##### Provided entries #####
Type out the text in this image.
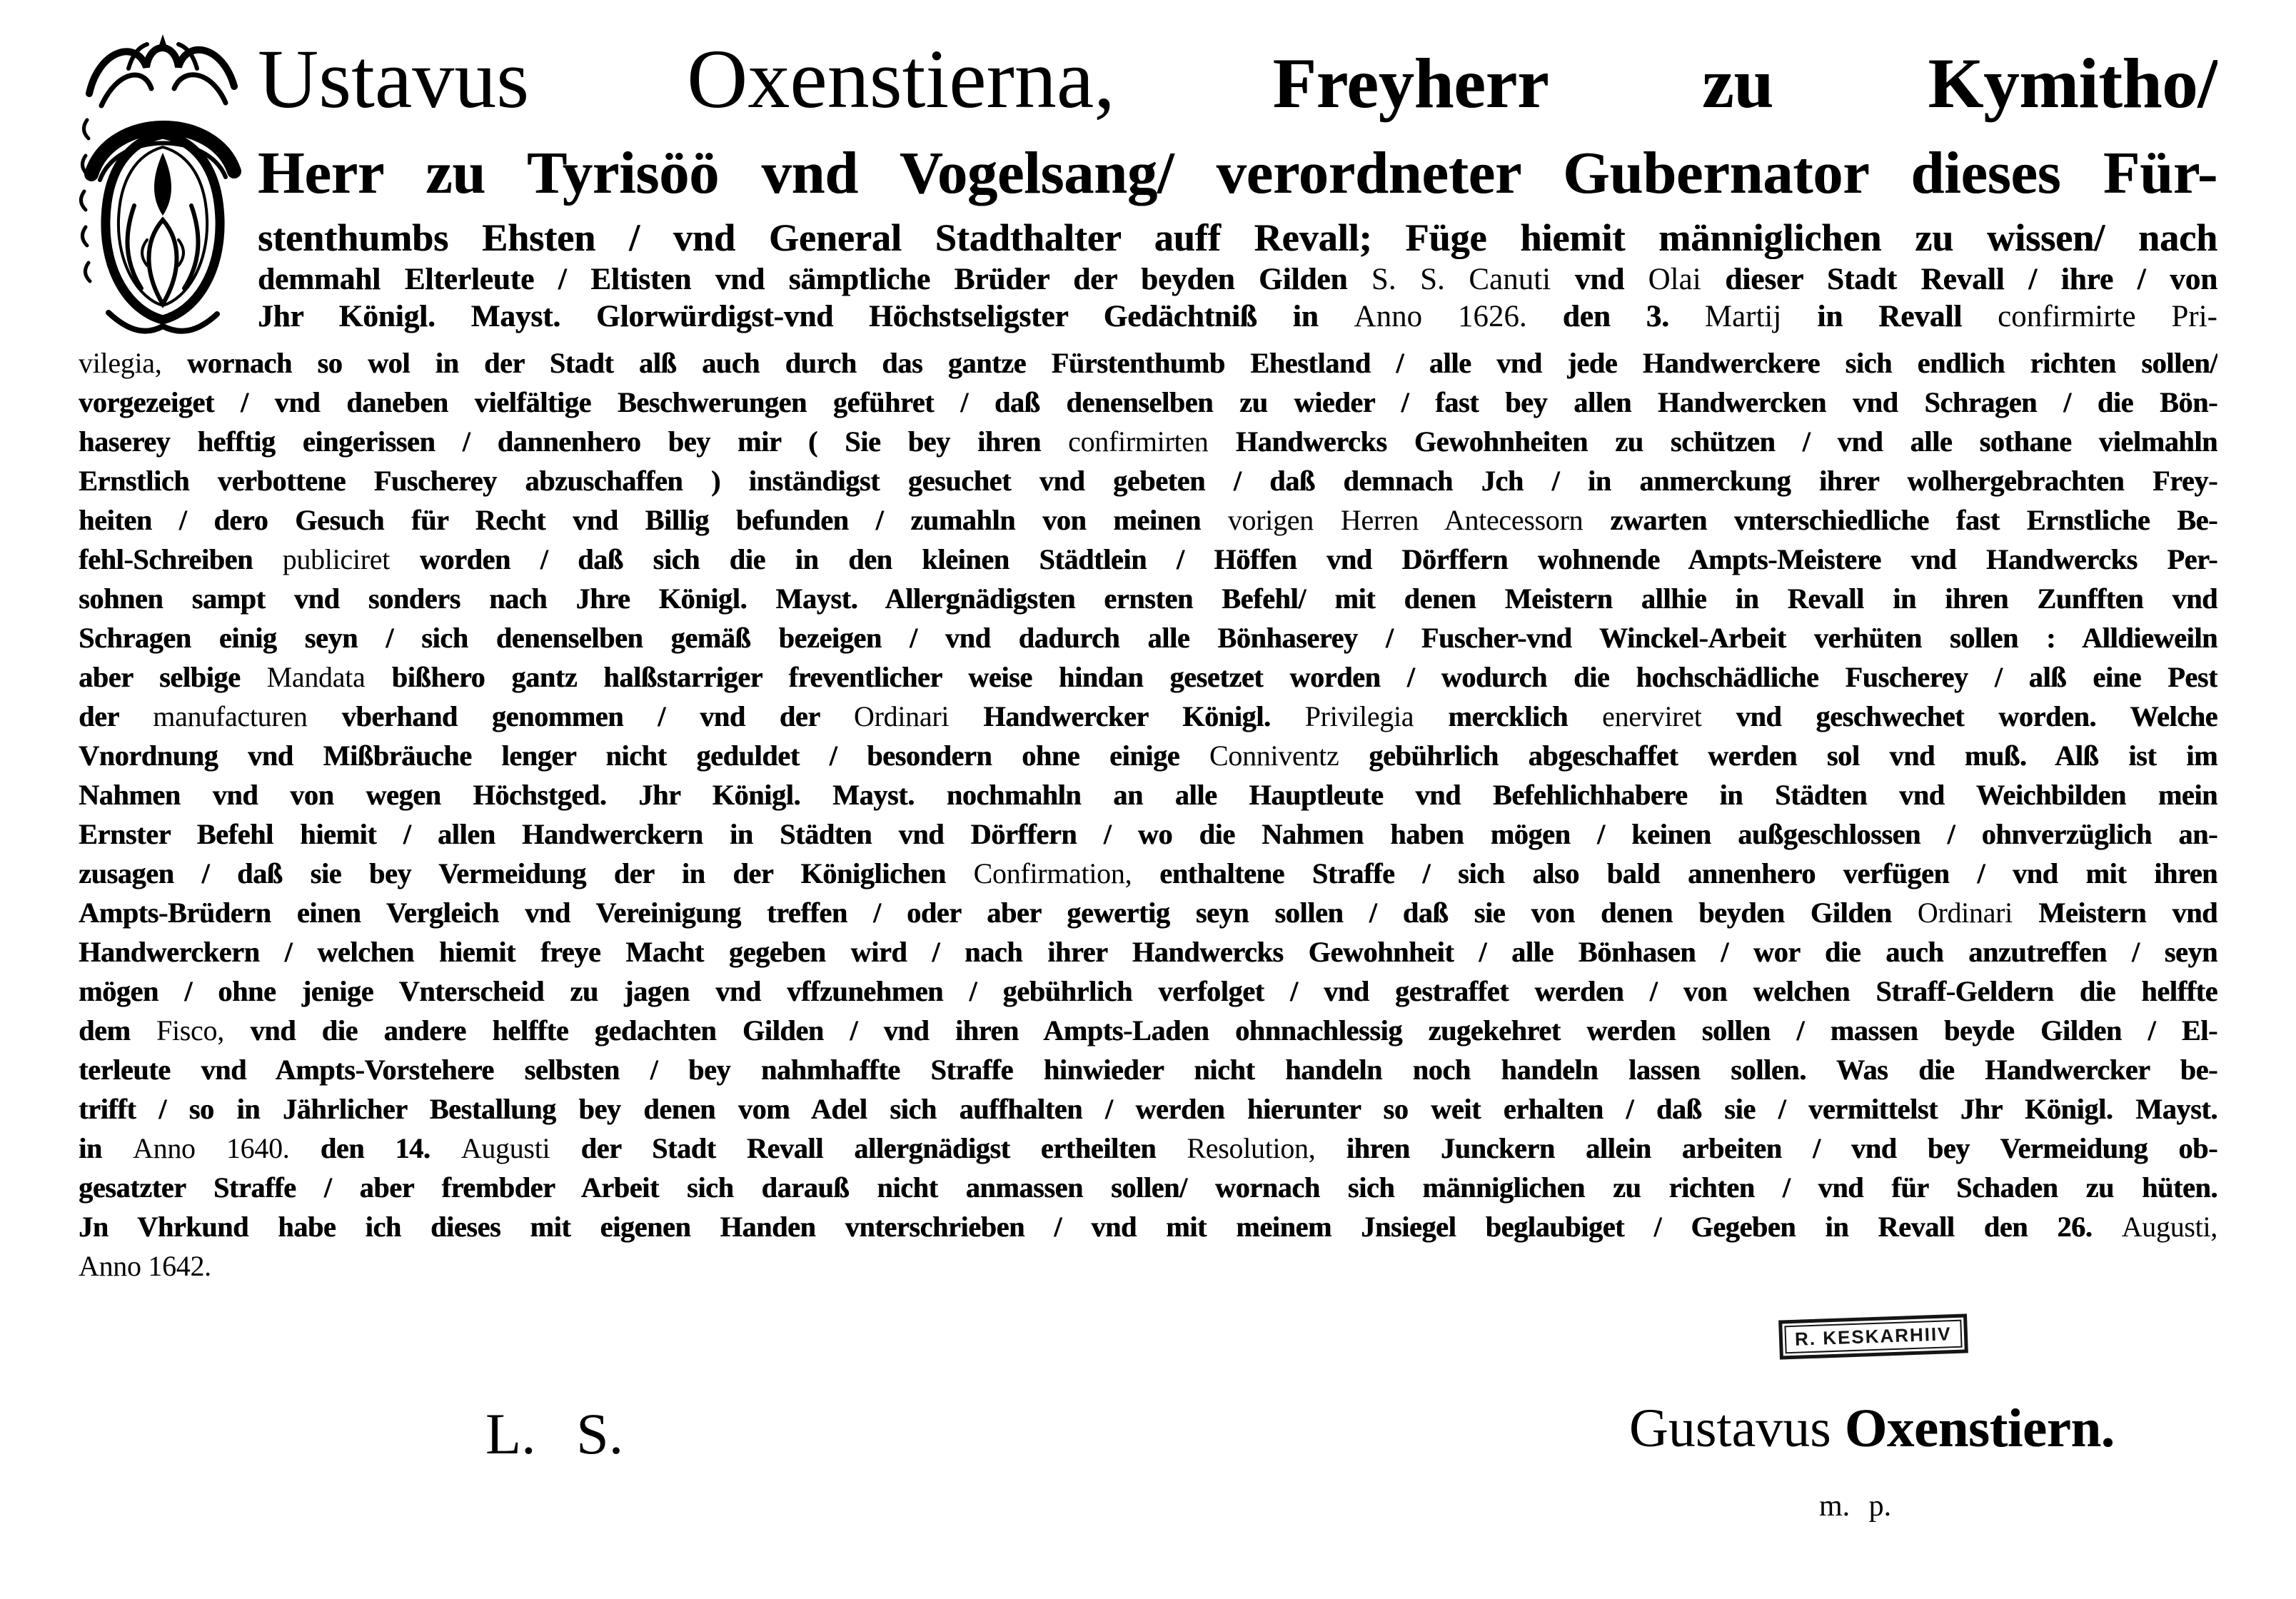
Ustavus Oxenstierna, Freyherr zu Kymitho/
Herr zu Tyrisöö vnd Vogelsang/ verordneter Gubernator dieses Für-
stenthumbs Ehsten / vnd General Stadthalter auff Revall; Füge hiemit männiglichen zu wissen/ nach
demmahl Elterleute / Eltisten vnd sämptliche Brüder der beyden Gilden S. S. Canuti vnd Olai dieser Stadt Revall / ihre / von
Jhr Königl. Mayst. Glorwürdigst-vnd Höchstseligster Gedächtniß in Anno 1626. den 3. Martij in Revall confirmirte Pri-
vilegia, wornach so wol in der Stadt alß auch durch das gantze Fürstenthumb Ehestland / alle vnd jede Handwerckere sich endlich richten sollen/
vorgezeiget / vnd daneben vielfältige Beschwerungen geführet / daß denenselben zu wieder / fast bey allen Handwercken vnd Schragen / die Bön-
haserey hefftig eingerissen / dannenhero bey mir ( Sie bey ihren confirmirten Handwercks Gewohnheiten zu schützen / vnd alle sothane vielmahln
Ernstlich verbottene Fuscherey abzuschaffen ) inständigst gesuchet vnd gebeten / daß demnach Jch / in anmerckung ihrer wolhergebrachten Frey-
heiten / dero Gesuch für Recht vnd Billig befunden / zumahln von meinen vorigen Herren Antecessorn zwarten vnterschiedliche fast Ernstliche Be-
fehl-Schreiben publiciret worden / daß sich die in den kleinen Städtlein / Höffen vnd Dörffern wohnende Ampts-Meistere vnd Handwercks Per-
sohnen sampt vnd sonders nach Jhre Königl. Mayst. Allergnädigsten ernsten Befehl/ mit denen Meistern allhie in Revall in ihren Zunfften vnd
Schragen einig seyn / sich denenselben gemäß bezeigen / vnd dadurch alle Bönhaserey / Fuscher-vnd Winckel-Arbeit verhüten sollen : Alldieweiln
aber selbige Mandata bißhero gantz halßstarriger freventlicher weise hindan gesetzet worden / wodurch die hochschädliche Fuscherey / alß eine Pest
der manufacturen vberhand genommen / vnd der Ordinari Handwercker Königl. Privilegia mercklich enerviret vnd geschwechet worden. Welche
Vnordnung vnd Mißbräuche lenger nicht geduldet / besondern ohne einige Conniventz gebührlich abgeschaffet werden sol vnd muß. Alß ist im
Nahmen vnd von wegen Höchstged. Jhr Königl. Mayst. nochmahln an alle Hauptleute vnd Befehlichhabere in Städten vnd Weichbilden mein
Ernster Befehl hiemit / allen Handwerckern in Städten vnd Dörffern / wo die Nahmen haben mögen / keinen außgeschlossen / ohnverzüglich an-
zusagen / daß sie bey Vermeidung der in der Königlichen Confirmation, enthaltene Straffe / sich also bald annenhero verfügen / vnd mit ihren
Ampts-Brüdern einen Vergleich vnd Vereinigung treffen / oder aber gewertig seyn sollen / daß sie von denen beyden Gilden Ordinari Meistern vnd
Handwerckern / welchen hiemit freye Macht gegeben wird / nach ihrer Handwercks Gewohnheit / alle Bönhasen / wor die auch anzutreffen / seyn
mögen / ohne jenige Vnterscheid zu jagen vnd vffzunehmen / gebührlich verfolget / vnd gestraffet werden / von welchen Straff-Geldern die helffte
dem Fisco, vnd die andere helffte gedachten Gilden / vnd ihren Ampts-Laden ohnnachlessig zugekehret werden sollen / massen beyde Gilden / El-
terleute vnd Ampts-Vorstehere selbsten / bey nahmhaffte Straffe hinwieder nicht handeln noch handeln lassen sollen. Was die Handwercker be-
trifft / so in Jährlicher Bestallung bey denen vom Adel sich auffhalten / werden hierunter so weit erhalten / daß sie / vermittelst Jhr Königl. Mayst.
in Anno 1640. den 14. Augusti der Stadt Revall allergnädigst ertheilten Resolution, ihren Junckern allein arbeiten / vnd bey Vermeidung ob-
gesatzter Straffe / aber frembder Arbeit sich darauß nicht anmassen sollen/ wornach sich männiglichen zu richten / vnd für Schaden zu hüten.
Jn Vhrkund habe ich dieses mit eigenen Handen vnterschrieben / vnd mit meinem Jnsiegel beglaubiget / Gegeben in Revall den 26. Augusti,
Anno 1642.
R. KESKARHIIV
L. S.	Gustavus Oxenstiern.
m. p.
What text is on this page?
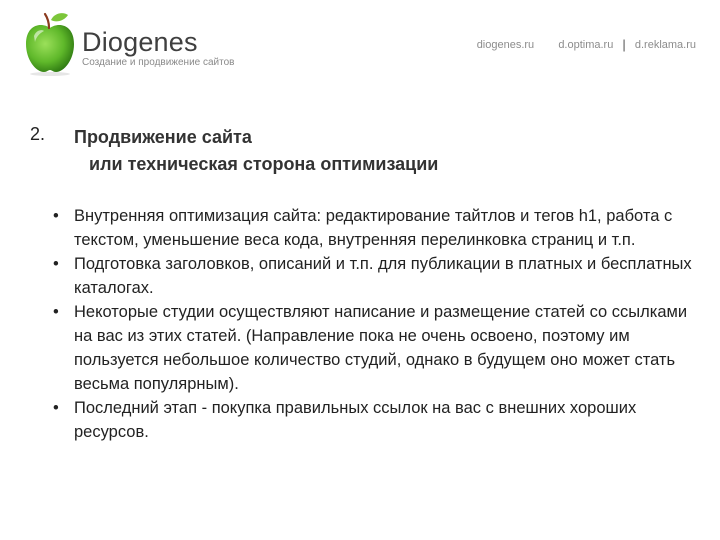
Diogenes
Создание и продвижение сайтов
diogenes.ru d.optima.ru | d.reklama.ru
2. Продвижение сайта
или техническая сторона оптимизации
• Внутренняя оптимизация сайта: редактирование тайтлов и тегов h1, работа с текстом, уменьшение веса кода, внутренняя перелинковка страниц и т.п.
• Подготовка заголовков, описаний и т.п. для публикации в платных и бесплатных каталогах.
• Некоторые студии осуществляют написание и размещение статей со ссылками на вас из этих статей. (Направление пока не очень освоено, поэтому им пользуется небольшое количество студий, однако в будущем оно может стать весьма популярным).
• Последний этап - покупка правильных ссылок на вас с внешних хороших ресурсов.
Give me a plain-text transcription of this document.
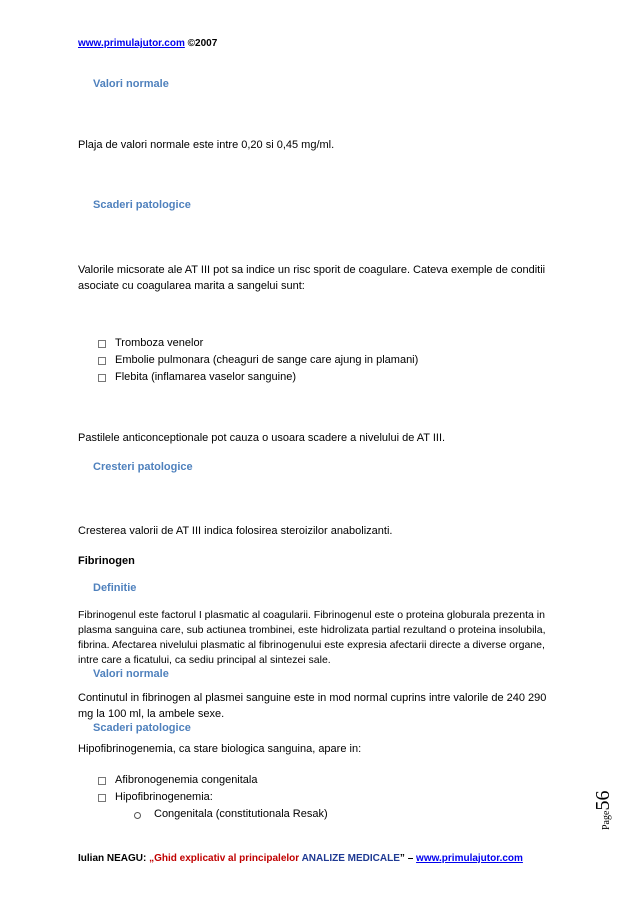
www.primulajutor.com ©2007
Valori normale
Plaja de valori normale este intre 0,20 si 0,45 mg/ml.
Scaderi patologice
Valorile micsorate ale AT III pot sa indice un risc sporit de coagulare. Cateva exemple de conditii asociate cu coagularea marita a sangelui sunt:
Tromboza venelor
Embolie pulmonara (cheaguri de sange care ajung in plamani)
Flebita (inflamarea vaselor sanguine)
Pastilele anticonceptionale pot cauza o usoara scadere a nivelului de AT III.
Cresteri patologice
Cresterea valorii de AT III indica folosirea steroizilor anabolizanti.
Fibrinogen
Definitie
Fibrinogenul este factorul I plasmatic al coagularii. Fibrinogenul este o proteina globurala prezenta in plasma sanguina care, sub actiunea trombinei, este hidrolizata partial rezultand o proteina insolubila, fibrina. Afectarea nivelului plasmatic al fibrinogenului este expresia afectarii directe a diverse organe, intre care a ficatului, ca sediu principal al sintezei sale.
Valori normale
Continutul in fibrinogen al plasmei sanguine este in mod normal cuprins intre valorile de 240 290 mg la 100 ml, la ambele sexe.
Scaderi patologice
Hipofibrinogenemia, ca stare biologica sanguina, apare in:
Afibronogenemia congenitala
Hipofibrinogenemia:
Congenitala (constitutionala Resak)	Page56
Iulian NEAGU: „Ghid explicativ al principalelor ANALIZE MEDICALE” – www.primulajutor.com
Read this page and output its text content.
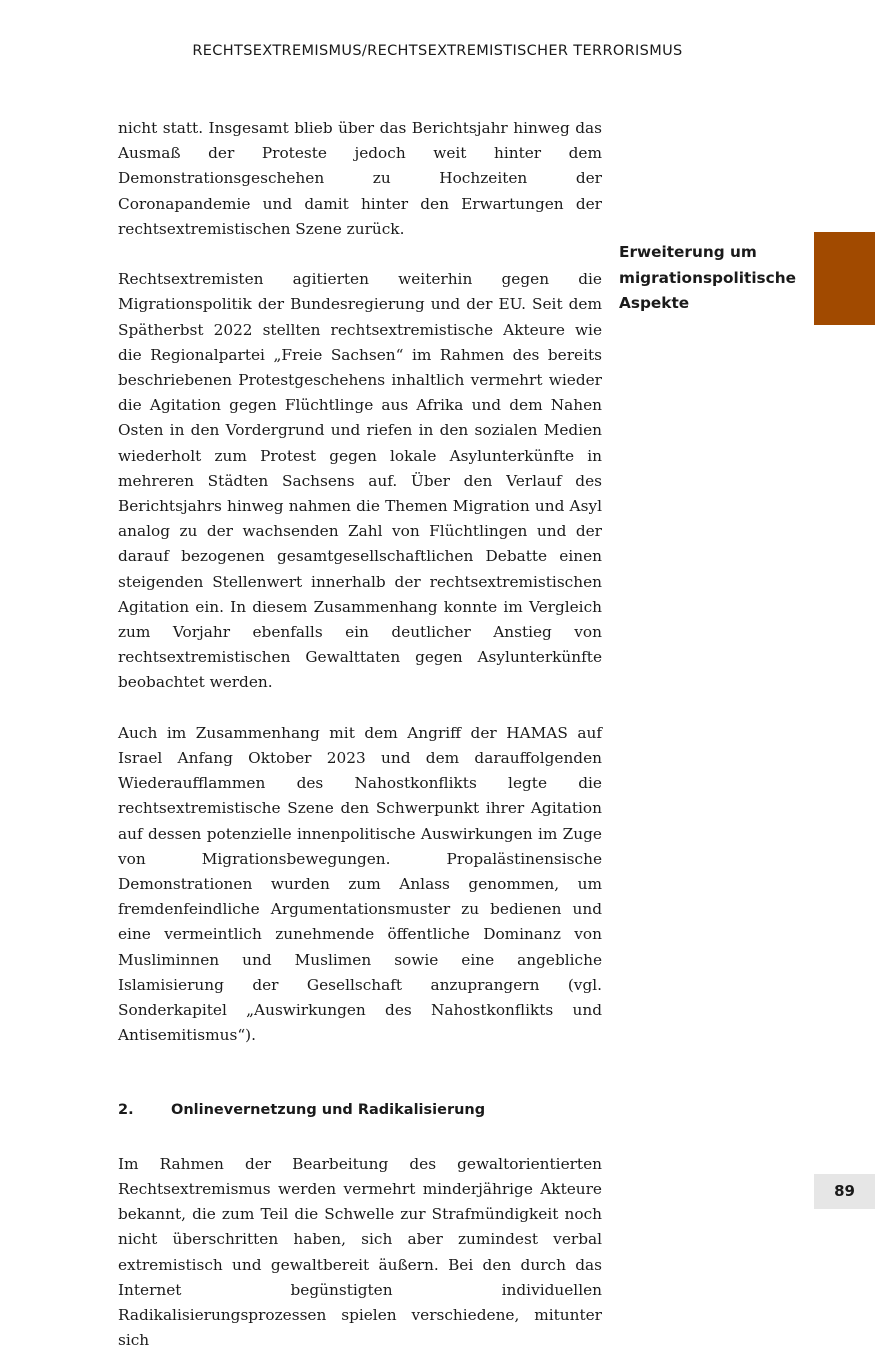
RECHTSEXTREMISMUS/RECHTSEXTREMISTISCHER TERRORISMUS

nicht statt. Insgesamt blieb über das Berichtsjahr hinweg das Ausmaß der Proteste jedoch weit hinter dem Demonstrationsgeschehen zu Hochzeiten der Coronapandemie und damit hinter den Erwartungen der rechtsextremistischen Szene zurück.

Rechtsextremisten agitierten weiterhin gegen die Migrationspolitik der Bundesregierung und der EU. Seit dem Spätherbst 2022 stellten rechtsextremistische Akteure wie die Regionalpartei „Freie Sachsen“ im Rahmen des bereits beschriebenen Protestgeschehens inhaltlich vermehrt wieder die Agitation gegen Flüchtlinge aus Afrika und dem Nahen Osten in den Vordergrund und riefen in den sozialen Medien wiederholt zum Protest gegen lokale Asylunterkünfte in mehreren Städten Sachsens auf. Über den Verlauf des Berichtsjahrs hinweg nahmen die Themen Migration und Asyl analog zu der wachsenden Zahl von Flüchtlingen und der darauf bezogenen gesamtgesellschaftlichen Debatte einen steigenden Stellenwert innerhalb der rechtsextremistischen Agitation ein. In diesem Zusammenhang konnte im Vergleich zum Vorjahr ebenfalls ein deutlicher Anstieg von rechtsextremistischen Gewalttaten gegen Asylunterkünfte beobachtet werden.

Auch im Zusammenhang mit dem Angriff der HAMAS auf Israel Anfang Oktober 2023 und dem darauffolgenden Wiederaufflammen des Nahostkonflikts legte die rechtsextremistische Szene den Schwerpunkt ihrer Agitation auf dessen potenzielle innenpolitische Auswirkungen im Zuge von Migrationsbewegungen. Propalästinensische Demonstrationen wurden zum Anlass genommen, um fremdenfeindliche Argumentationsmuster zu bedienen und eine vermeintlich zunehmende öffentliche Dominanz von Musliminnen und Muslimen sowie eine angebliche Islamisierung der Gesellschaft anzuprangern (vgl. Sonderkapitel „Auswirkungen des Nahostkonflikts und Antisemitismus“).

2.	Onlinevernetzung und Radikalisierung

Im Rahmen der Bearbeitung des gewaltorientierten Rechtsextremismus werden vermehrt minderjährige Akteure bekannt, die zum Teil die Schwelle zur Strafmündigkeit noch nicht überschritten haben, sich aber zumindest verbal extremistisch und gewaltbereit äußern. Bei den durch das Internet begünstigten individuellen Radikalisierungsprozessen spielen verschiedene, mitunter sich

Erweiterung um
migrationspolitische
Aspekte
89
#####
▶ Requirement
Please filter the data down to the lines containing the word "ihrer".

▶ Result
Ernstlich verbottene Fuscherey abzuschaffen ) inständigst gesuchet vnd gebeten / daß demnach Jch / in anmerckung ihrer wolhergebrachten Frey-
Handwerckern / welchen hiemit freye Macht gegeben wird / nach ihrer Handwercks Gewohnheit / alle Bönhasen / wor die auch anzutreffen / seyn
Auch im Zusammenhang mit dem Angriff der HAMAS auf Israel Anfang Oktober 2023 und dem darauffolgenden Wiederaufflammen des Nahostkonflikts legte die rechtsextremistische Szene den Schwerpunkt ihrer Agitation auf dessen potenzielle innenpolitische Auswirkungen im Zuge von Migrationsbewegungen. Propalästinensische Demonstrationen wurden zum Anlass genommen, um fremdenfeindliche Argumentationsmuster zu bedienen und eine vermeintlich zunehmende öffentliche Dominanz von Musliminnen und Muslimen sowie eine angebliche Islamisierung der Gesellschaft anzuprangern (vgl. Sonderkapitel „Auswirkungen des Nahostkonflikts und Antisemitismus“).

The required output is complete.